▶ [WRITTEN REQUEST] Every entry must be duplicated precisely as written.

** start RECORDS FOR PROCESSING **

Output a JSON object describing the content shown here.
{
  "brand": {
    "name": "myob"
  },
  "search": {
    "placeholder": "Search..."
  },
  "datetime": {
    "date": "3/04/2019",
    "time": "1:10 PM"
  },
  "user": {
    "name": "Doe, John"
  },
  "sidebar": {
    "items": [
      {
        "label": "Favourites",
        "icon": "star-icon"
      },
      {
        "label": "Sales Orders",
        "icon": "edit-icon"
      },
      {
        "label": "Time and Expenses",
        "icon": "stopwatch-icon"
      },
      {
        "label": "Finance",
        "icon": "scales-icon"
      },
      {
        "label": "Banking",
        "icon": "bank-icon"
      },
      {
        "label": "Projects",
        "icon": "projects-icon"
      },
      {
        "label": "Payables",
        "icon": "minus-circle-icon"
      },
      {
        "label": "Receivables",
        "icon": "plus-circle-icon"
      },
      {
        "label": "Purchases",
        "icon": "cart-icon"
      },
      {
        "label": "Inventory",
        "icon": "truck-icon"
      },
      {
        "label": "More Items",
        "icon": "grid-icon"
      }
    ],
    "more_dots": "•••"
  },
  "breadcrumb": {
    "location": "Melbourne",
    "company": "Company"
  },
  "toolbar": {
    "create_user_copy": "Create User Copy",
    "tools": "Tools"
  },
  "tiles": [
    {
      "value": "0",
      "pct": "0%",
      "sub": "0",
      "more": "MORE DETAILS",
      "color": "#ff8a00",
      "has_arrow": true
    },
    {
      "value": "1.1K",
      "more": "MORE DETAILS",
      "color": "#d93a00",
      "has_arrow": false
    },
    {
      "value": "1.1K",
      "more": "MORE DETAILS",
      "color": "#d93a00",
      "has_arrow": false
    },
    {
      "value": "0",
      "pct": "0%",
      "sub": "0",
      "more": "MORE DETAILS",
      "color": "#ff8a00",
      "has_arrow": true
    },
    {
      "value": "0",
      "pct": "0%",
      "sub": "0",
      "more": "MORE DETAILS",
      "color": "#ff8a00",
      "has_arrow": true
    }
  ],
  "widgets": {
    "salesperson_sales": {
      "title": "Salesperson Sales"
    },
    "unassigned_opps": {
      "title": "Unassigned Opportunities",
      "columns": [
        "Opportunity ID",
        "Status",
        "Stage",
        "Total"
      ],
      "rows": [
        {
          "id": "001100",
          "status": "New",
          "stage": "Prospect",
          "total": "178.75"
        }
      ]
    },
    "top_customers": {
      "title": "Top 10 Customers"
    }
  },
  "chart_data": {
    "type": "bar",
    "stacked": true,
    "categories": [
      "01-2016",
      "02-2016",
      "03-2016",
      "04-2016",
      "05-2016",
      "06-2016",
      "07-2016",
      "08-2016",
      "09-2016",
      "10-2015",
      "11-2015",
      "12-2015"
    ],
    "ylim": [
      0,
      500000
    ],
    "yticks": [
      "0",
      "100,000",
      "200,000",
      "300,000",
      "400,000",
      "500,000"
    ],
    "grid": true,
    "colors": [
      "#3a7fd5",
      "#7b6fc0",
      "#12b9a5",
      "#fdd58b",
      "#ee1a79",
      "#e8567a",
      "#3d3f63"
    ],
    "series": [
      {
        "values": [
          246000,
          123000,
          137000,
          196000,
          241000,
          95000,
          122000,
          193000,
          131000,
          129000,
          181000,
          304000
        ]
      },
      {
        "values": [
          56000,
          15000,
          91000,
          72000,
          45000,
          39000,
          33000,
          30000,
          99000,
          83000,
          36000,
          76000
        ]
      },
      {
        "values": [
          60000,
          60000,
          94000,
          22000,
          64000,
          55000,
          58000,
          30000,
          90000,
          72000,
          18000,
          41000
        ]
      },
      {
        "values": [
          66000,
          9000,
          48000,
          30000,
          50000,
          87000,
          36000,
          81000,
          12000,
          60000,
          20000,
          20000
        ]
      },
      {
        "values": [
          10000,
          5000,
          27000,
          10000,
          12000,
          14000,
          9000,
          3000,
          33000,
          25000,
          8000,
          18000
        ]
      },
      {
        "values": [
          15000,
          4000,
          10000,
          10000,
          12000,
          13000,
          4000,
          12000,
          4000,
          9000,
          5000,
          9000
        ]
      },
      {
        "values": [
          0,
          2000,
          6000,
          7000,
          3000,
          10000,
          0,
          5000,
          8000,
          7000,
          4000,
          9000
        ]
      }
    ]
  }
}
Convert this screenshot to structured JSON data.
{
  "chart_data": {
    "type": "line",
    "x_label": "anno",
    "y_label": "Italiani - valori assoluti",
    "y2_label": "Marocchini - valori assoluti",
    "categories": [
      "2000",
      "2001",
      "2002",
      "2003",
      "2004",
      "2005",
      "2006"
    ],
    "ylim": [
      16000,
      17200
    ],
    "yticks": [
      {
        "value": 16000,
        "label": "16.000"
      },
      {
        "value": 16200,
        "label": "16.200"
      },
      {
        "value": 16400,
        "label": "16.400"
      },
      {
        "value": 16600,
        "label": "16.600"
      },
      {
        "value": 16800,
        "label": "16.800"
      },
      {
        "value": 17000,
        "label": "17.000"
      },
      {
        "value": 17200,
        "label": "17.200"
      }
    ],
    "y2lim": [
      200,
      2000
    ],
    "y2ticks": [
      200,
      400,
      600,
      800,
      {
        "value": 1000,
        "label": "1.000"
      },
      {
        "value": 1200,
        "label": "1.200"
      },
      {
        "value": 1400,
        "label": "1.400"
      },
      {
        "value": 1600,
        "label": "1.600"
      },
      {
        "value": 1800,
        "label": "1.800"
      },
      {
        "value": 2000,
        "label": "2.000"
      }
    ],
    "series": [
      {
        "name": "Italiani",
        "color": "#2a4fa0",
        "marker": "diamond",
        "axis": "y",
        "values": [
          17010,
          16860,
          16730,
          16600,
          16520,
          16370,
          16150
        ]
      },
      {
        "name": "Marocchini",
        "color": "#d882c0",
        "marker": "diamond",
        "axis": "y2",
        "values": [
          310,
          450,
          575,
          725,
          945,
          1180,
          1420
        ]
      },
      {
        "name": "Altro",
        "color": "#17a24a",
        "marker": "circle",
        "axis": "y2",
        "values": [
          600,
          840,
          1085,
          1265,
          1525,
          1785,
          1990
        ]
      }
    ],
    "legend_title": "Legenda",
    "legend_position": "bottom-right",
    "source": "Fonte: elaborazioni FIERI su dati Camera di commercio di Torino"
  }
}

** end RECORDS FOR PROCESSING **

▶ [RESULT]
Output a JSON object describing the content shown here.
{
  "brand": {
    "name": "myob"
  },
  "search": {
    "placeholder": "Search..."
  },
  "datetime": {
    "date": "3/04/2019",
    "time": "1:10 PM"
  },
  "user": {
    "name": "Doe, John"
  },
  "sidebar": {
    "items": [
      {
        "label": "Favourites",
        "icon": "star-icon"
      },
      {
        "label": "Sales Orders",
        "icon": "edit-icon"
      },
      {
        "label": "Time and Expenses",
        "icon": "stopwatch-icon"
      },
      {
        "label": "Finance",
        "icon": "scales-icon"
      },
      {
        "label": "Banking",
        "icon": "bank-icon"
      },
      {
        "label": "Projects",
        "icon": "projects-icon"
      },
      {
        "label": "Payables",
        "icon": "minus-circle-icon"
      },
      {
        "label": "Receivables",
        "icon": "plus-circle-icon"
      },
      {
        "label": "Purchases",
        "icon": "cart-icon"
      },
      {
        "label": "Inventory",
        "icon": "truck-icon"
      },
      {
        "label": "More Items",
        "icon": "grid-icon"
      }
    ],
    "more_dots": "•••"
  },
  "breadcrumb": {
    "location": "Melbourne",
    "company": "Company"
  },
  "toolbar": {
    "create_user_copy": "Create User Copy",
    "tools": "Tools"
  },
  "tiles": [
    {
      "value": "0",
      "pct": "0%",
      "sub": "0",
      "more": "MORE DETAILS",
      "color": "#ff8a00",
      "has_arrow": true
    },
    {
      "value": "1.1K",
      "more": "MORE DETAILS",
      "color": "#d93a00",
      "has_arrow": false
    },
    {
      "value": "1.1K",
      "more": "MORE DETAILS",
      "color": "#d93a00",
      "has_arrow": false
    },
    {
      "value": "0",
      "pct": "0%",
      "sub": "0",
      "more": "MORE DETAILS",
      "color": "#ff8a00",
      "has_arrow": true
    },
    {
      "value": "0",
      "pct": "0%",
      "sub": "0",
      "more": "MORE DETAILS",
      "color": "#ff8a00",
      "has_arrow": true
    }
  ],
  "widgets": {
    "salesperson_sales": {
      "title": "Salesperson Sales"
    },
    "unassigned_opps": {
      "title": "Unassigned Opportunities",
      "columns": [
        "Opportunity ID",
        "Status",
        "Stage",
        "Total"
      ],
      "rows": [
        {
          "id": "001100",
          "status": "New",
          "stage": "Prospect",
          "total": "178.75"
        }
      ]
    },
    "top_customers": {
      "title": "Top 10 Customers"
    }
  },
  "chart_data": {
    "type": "bar",
    "stacked": true,
    "categories": [
      "01-2016",
      "02-2016",
      "03-2016",
      "04-2016",
      "05-2016",
      "06-2016",
      "07-2016",
      "08-2016",
      "09-2016",
      "10-2015",
      "11-2015",
      "12-2015"
    ],
    "ylim": [
      0,
      500000
    ],
    "yticks": [
      "0",
      "100,000",
      "200,000",
      "300,000",
      "400,000",
      "500,000"
    ],
    "grid": true,
    "colors": [
      "#3a7fd5",
      "#7b6fc0",
      "#12b9a5",
      "#fdd58b",
      "#ee1a79",
      "#e8567a",
      "#3d3f63"
    ],
    "series": [
      {
        "values": [
          246000,
          123000,
          137000,
          196000,
          241000,
          95000,
          122000,
          193000,
          131000,
          129000,
          181000,
          304000
        ]
      },
      {
        "values": [
          56000,
          15000,
          91000,
          72000,
          45000,
          39000,
          33000,
          30000,
          99000,
          83000,
          36000,
          76000
        ]
      },
      {
        "values": [
          60000,
          60000,
          94000,
          22000,
          64000,
          55000,
          58000,
          30000,
          90000,
          72000,
          18000,
          41000
        ]
      },
      {
        "values": [
          66000,
          9000,
          48000,
          30000,
          50000,
          87000,
          36000,
          81000,
          12000,
          60000,
          20000,
          20000
        ]
      },
      {
        "values": [
          10000,
          5000,
          27000,
          10000,
          12000,
          14000,
          9000,
          3000,
          33000,
          25000,
          8000,
          18000
        ]
      },
      {
        "values": [
          15000,
          4000,
          10000,
          10000,
          12000,
          13000,
          4000,
          12000,
          4000,
          9000,
          5000,
          9000
        ]
      },
      {
        "values": [
          0,
          2000,
          6000,
          7000,
          3000,
          10000,
          0,
          5000,
          8000,
          7000,
          4000,
          9000
        ]
      }
    ]
  }
}
Convert this screenshot to structured JSON data.
{
  "chart_data": {
    "type": "line",
    "x_label": "anno",
    "y_label": "Italiani - valori assoluti",
    "y2_label": "Marocchini - valori assoluti",
    "categories": [
      "2000",
      "2001",
      "2002",
      "2003",
      "2004",
      "2005",
      "2006"
    ],
    "ylim": [
      16000,
      17200
    ],
    "yticks": [
      {
        "value": 16000,
        "label": "16.000"
      },
      {
        "value": 16200,
        "label": "16.200"
      },
      {
        "value": 16400,
        "label": "16.400"
      },
      {
        "value": 16600,
        "label": "16.600"
      },
      {
        "value": 16800,
        "label": "16.800"
      },
      {
        "value": 17000,
        "label": "17.000"
      },
      {
        "value": 17200,
        "label": "17.200"
      }
    ],
    "y2lim": [
      200,
      2000
    ],
    "y2ticks": [
      200,
      400,
      600,
      800,
      {
        "value": 1000,
        "label": "1.000"
      },
      {
        "value": 1200,
        "label": "1.200"
      },
      {
        "value": 1400,
        "label": "1.400"
      },
      {
        "value": 1600,
        "label": "1.600"
      },
      {
        "value": 1800,
        "label": "1.800"
      },
      {
        "value": 2000,
        "label": "2.000"
      }
    ],
    "series": [
      {
        "name": "Italiani",
        "color": "#2a4fa0",
        "marker": "diamond",
        "axis": "y",
        "values": [
          17010,
          16860,
          16730,
          16600,
          16520,
          16370,
          16150
        ]
      },
      {
        "name": "Marocchini",
        "color": "#d882c0",
        "marker": "diamond",
        "axis": "y2",
        "values": [
          310,
          450,
          575,
          725,
          945,
          1180,
          1420
        ]
      },
      {
        "name": "Altro",
        "color": "#17a24a",
        "marker": "circle",
        "axis": "y2",
        "values": [
          600,
          840,
          1085,
          1265,
          1525,
          1785,
          1990
        ]
      }
    ],
    "legend_title": "Legenda",
    "legend_position": "bottom-right",
    "source": "Fonte: elaborazioni FIERI su dati Camera di commercio di Torino"
  }
}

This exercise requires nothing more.